DATA TO USE:
........

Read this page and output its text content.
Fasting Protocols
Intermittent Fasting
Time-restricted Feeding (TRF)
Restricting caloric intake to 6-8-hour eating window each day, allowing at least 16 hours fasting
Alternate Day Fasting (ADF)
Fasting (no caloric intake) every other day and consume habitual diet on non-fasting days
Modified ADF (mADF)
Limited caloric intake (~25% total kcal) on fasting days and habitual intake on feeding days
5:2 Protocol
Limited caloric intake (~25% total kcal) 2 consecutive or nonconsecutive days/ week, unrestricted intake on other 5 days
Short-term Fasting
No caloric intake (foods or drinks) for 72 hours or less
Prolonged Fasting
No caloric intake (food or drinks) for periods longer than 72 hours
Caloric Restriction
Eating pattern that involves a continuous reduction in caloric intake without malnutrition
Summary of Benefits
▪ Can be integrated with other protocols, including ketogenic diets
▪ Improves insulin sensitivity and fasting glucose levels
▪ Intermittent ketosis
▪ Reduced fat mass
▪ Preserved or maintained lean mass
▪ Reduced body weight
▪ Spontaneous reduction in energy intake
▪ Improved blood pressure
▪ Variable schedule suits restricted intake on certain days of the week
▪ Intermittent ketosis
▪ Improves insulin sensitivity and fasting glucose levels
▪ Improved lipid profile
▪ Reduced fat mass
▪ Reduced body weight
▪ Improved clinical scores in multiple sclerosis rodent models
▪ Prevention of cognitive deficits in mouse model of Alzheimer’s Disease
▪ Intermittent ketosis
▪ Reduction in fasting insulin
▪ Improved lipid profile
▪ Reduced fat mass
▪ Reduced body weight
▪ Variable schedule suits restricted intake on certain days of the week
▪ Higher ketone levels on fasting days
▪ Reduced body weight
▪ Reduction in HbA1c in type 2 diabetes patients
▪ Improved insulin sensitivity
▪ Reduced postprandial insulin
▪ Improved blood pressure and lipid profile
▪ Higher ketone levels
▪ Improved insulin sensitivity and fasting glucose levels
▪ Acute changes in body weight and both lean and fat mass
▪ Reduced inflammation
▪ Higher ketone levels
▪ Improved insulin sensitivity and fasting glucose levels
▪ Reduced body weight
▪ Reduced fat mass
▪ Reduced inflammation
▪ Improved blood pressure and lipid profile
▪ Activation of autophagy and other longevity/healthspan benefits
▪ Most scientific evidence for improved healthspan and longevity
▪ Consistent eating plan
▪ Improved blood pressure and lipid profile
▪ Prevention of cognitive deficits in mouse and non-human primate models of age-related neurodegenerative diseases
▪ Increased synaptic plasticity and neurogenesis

........

YOUR ASSIGNMENT: Exactly as written, please output every entry.

ANSWER SPACE:
Read this page and output its text content.
Fasting Protocols
Intermittent Fasting
Time-restricted Feeding (TRF)
Restricting caloric intake to 6-8-hour eating window each day, allowing at least 16 hours fasting
Alternate Day Fasting (ADF)
Fasting (no caloric intake) every other day and consume habitual diet on non-fasting days
Modified ADF (mADF)
Limited caloric intake (~25% total kcal) on fasting days and habitual intake on feeding days
5:2 Protocol
Limited caloric intake (~25% total kcal) 2 consecutive or nonconsecutive days/ week, unrestricted intake on other 5 days
Short-term Fasting
No caloric intake (foods or drinks) for 72 hours or less
Prolonged Fasting
No caloric intake (food or drinks) for periods longer than 72 hours
Caloric Restriction
Eating pattern that involves a continuous reduction in caloric intake without malnutrition
Summary of Benefits
▪ Can be integrated with other protocols, including ketogenic diets
▪ Improves insulin sensitivity and fasting glucose levels
▪ Intermittent ketosis
▪ Reduced fat mass
▪ Preserved or maintained lean mass
▪ Reduced body weight
▪ Spontaneous reduction in energy intake
▪ Improved blood pressure
▪ Variable schedule suits restricted intake on certain days of the week
▪ Intermittent ketosis
▪ Improves insulin sensitivity and fasting glucose levels
▪ Improved lipid profile
▪ Reduced fat mass
▪ Reduced body weight
▪ Improved clinical scores in multiple sclerosis rodent models
▪ Prevention of cognitive deficits in mouse model of Alzheimer’s Disease
▪ Intermittent ketosis
▪ Reduction in fasting insulin
▪ Improved lipid profile
▪ Reduced fat mass
▪ Reduced body weight
▪ Variable schedule suits restricted intake on certain days of the week
▪ Higher ketone levels on fasting days
▪ Reduced body weight
▪ Reduction in HbA1c in type 2 diabetes patients
▪ Improved insulin sensitivity
▪ Reduced postprandial insulin
▪ Improved blood pressure and lipid profile
▪ Higher ketone levels
▪ Improved insulin sensitivity and fasting glucose levels
▪ Acute changes in body weight and both lean and fat mass
▪ Reduced inflammation
▪ Higher ketone levels
▪ Improved insulin sensitivity and fasting glucose levels
▪ Reduced body weight
▪ Reduced fat mass
▪ Reduced inflammation
▪ Improved blood pressure and lipid profile
▪ Activation of autophagy and other longevity/healthspan benefits
▪ Most scientific evidence for improved healthspan and longevity
▪ Consistent eating plan
▪ Improved blood pressure and lipid profile
▪ Prevention of cognitive deficits in mouse and non-human primate models of age-related neurodegenerative diseases
▪ Increased synaptic plasticity and neurogenesis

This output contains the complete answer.